* _Work order_: Which lines mention "partly"? Show each one from the listing.

+ + +

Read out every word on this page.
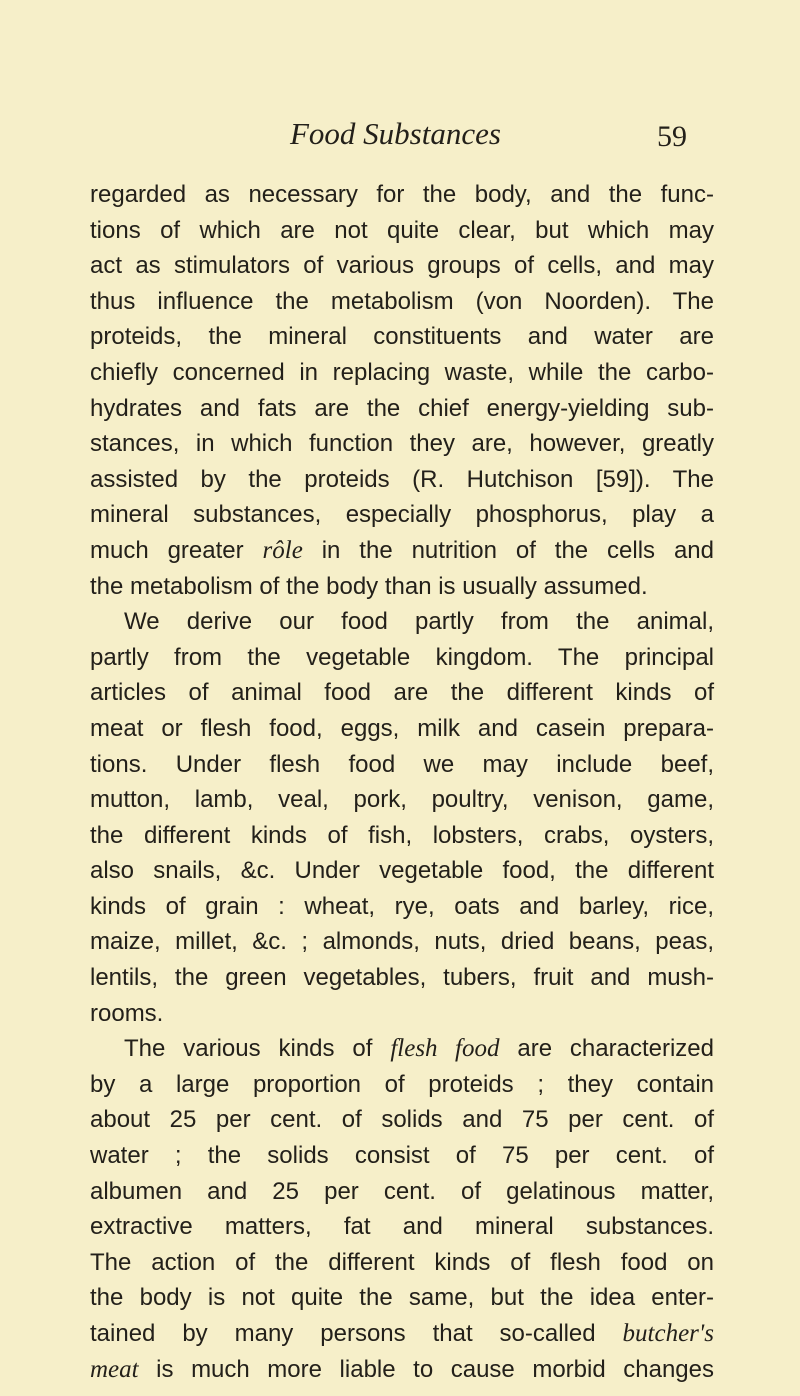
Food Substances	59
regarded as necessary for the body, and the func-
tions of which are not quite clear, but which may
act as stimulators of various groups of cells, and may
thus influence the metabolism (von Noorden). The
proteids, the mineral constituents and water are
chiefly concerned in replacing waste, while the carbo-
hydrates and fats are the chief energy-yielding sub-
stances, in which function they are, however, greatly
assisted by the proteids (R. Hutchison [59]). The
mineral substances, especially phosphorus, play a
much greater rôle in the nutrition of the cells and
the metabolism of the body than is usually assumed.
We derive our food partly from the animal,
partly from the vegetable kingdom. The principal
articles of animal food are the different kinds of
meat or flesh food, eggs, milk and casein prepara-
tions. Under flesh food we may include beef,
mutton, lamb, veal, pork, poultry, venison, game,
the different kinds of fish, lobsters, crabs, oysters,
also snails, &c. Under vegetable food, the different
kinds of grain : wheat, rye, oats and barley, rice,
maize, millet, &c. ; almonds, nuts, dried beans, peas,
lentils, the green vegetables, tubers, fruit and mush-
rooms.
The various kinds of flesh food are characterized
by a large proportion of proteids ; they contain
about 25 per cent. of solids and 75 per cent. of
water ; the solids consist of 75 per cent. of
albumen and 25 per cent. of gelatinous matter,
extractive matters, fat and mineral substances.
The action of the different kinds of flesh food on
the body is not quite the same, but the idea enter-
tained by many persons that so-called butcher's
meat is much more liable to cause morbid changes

+ + +

* _Task solution_:
We derive our food partly from the animal,
partly from the vegetable kingdom. The principal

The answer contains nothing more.